Data listing

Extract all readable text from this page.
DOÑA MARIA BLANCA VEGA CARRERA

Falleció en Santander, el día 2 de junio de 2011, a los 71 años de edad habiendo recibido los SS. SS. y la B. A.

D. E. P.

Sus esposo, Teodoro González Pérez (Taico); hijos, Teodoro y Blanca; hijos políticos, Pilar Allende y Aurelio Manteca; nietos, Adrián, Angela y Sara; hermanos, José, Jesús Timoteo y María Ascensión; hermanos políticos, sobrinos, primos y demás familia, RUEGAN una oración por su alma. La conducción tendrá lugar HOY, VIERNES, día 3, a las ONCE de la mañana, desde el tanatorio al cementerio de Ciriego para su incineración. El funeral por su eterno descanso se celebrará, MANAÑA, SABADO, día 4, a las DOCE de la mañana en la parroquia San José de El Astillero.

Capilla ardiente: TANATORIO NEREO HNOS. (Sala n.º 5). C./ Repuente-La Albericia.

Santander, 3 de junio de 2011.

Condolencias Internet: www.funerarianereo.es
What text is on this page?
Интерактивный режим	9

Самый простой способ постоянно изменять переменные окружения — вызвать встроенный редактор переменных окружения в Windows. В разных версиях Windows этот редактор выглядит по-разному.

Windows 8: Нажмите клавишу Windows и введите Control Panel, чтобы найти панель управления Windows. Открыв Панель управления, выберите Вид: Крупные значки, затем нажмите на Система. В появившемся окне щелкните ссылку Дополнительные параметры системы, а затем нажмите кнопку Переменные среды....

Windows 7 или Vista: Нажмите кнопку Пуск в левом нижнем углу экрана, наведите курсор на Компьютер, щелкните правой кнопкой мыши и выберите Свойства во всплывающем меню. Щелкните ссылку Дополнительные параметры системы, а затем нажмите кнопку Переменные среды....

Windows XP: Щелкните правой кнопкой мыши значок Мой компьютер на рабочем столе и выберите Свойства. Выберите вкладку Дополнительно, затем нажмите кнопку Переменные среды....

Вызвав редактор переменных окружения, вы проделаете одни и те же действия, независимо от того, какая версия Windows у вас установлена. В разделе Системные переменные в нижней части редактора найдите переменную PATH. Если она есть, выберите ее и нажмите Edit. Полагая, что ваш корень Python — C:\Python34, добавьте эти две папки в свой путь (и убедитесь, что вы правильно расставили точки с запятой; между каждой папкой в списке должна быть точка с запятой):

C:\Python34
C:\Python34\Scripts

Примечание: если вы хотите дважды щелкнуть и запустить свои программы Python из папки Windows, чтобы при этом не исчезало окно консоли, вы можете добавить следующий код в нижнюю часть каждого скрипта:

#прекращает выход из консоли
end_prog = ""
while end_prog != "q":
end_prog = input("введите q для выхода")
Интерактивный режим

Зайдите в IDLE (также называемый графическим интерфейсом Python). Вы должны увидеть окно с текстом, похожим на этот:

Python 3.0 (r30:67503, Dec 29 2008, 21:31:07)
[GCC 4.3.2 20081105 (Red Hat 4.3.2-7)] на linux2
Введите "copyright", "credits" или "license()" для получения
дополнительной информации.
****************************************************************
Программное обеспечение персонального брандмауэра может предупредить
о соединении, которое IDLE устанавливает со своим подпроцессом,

Written problem: Where a line holds "page", copy it out.

Output for this task:
Extract all readable text from this page.
What text is on this page?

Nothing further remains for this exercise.